# GOAL
Return the passage of the "Sea Cruise" write-up that begins at the words "100 Great Rock" and stops after "oo-wee, baby, oo-wee.".
** Start of TEXT SEGMENT **
Wednesday, May 16, 2007

100 Great Rock & Roll Songs Of The 1950s, Part X.


Frankie Ford “Sea Cruise”
(Huey Smith)
Ace, 1959
Hey, where have I heard those horn charts before? (No, really. The first time I heard this, I had to stop and root through my iPod to figure it out.) The Clash borrowed them for their cover of “Wrong ’Em Boyo,” which is appropriate, since the rocksteady of the original was anticipated by this song’s bouncy rhythm. It’s pure ska (maybe it’s even dub, with all those foghorn sound effects, not to mention the fact that Frankie Ford quasi-ethically dubbed his voice onto Huey “Piano” Smith’s track). But at the same time, it’s surf music — that climbing melody sounds like every early Beach Boys hit — and then too it’s just prime New Orleans r&b, danceable and fun and oo-wee, baby, oo-wee.
** End of TEXT SEGMENT **
** Start of PROVIDED MATERIAL **
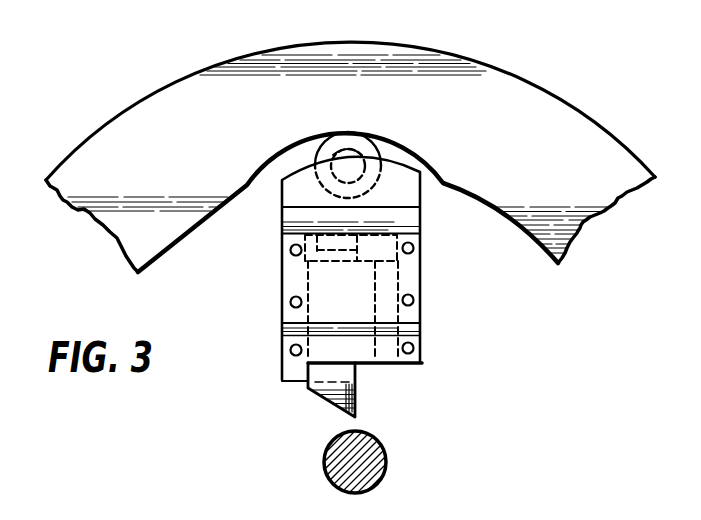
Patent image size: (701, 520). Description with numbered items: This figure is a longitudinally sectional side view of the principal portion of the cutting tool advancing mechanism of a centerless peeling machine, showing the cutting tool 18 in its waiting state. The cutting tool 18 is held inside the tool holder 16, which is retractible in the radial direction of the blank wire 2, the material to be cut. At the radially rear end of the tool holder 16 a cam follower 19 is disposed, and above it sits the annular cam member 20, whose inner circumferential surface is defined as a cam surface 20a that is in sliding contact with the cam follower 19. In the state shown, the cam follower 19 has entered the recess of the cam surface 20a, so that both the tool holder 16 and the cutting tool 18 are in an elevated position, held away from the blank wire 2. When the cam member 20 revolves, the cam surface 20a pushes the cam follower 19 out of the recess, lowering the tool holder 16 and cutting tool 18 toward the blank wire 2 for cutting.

The blank wire 2 is at (385, 448).
The tool holder 16 is at (421, 234).
The cutting tool 18 is at (332, 402).
The cam follower 19 is at (355, 138).
The cam member 20 is at (232, 73).
The cam surface 20a is at (247, 185).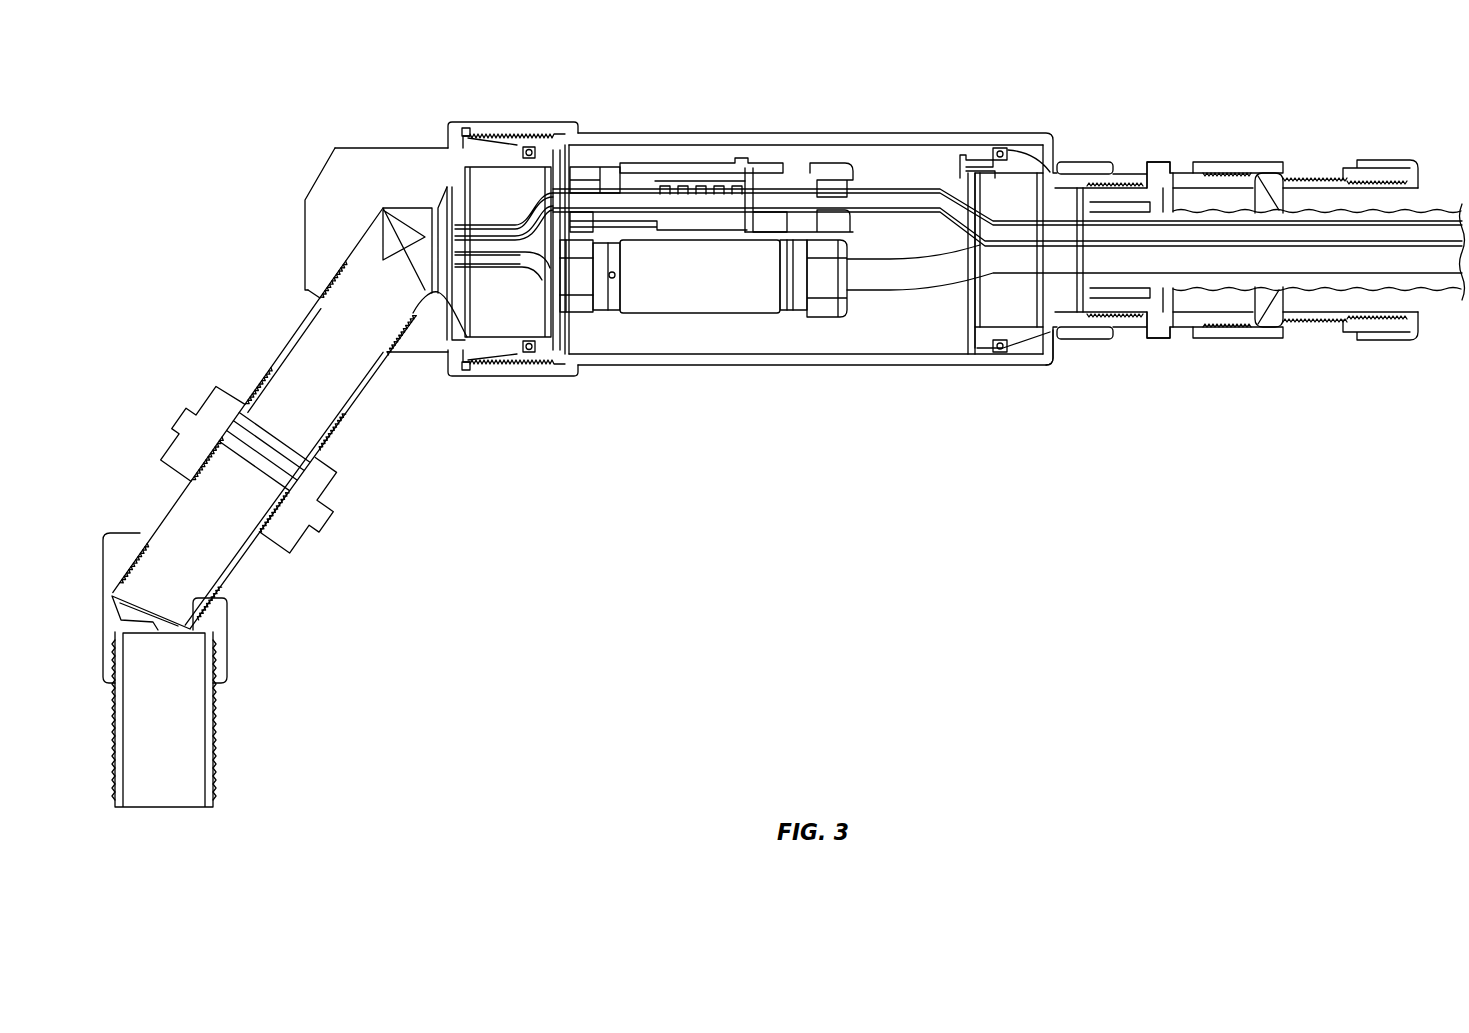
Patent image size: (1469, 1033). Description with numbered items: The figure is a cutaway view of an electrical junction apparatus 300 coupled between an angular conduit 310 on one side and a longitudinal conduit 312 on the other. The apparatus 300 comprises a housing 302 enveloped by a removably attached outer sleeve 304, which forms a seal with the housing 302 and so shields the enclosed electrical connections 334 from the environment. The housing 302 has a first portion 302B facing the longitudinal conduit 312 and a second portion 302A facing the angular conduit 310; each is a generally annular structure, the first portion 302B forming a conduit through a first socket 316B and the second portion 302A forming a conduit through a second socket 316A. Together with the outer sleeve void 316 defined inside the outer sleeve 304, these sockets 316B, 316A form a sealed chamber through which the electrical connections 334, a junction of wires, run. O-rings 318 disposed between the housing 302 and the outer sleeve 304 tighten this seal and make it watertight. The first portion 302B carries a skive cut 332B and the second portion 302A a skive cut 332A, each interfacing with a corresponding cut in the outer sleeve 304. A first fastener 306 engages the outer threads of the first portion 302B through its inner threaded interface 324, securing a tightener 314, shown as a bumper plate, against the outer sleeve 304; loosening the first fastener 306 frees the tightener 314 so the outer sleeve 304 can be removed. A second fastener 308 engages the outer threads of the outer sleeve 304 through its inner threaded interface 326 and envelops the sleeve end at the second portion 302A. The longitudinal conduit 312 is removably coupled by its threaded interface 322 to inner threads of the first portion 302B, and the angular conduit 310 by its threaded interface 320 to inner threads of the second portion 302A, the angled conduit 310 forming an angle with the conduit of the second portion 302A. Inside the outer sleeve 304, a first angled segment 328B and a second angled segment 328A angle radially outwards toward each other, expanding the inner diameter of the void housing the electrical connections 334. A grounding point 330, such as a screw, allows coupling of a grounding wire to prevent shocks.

The electrical junction apparatus 300 is at (248, 140).
The housing 302 is at (300, 230).
The second portion of the housing 302A is at (303, 200).
The first portion of the housing 302B is at (1055, 140).
The outer sleeve 304 is at (613, 132).
The first fastener 306 is at (1082, 162).
The second fastener 308 is at (468, 121).
The angular conduit 310 is at (188, 376).
The longitudinal conduit 312 is at (1307, 168).
The tightener 314 is at (1060, 342).
The outer sleeve void 316 is at (795, 147).
The second socket 316A is at (447, 188).
The first socket 316B is at (990, 312).
The O-rings 318 is at (530, 146).
The threaded interface of the angled conduit 320 is at (322, 290).
The threaded interface of the longitudinal conduit 322 is at (1135, 165).
The inner threaded interface of the first fastener 324 is at (1105, 340).
The inner threaded interface of the second fastener 326 is at (493, 373).
The second angled segment 328A is at (557, 343).
The first angled segment 328B is at (968, 340).
The grounding point 330 is at (958, 158).
The skive cut 332A is at (478, 150).
The skive cut 332B is at (1030, 160).
The electrical connections 334 is at (769, 320).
** End of PROVIDED MATERIAL **
# FULL ANSWER
100 Great Rock & Roll Songs Of The 1950s, Part X.


Frankie Ford “Sea Cruise”
(Huey Smith)
Ace, 1959
Hey, where have I heard those horn charts before? (No, really. The first time I heard this, I had to stop and root through my iPod to figure it out.) The Clash borrowed them for their cover of “Wrong ’Em Boyo,” which is appropriate, since the rocksteady of the original was anticipated by this song’s bouncy rhythm. It’s pure ska (maybe it’s even dub, with all those foghorn sound effects, not to mention the fact that Frankie Ford quasi-ethically dubbed his voice onto Huey “Piano” Smith’s track). But at the same time, it’s surf music — that climbing melody sounds like every early Beach Boys hit — and then too it’s just prime New Orleans r&b, danceable and fun and oo-wee, baby, oo-wee.